Each line containing the word "connected" needs to be copied.

▼

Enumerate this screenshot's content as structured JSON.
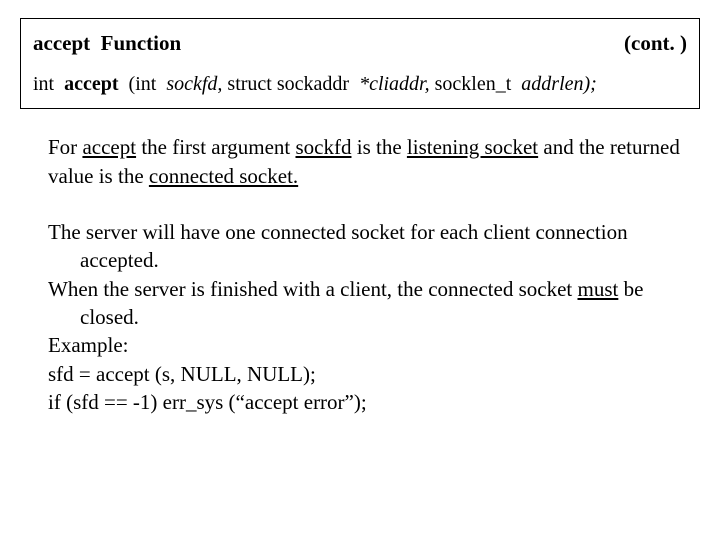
{
  "header": {
    "title_a": "accept",
    "title_b": "Function",
    "cont": "(cont. )"
  },
  "proto": {
    "ret": "int",
    "fn": "accept",
    "open": "(int",
    "a1": "sockfd,",
    "mid": "struct sockaddr",
    "a2": "*cliaddr,",
    "mid2": "socklen_t",
    "a3": "addrlen);"
  },
  "p1": {
    "a": "For ",
    "b": "accept",
    "c": " the first argument ",
    "d": "sockfd",
    "e": " is the ",
    "f": "listening socket",
    "g": " and the returned value is the ",
    "h": "connected socket.",
    "i": ""
  },
  "list": {
    "l1": "The server will have one connected socket for each client connection accepted.",
    "l2a": "When the server is finished with a client, the connected socket ",
    "l2b": "must",
    "l2c": " be closed.",
    "l3": "Example:",
    "l4": "sfd = accept (s, NULL, NULL);",
    "l5": "if (sfd == -1) err_sys (“accept error”);"
  }
}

▲

▶ TASK OUTPUT:
    "h": "connected socket.",
    "l1": "The server will have one connected socket for each client connection accepted.",
    "l2a": "When the server is finished with a client, the connected socket ",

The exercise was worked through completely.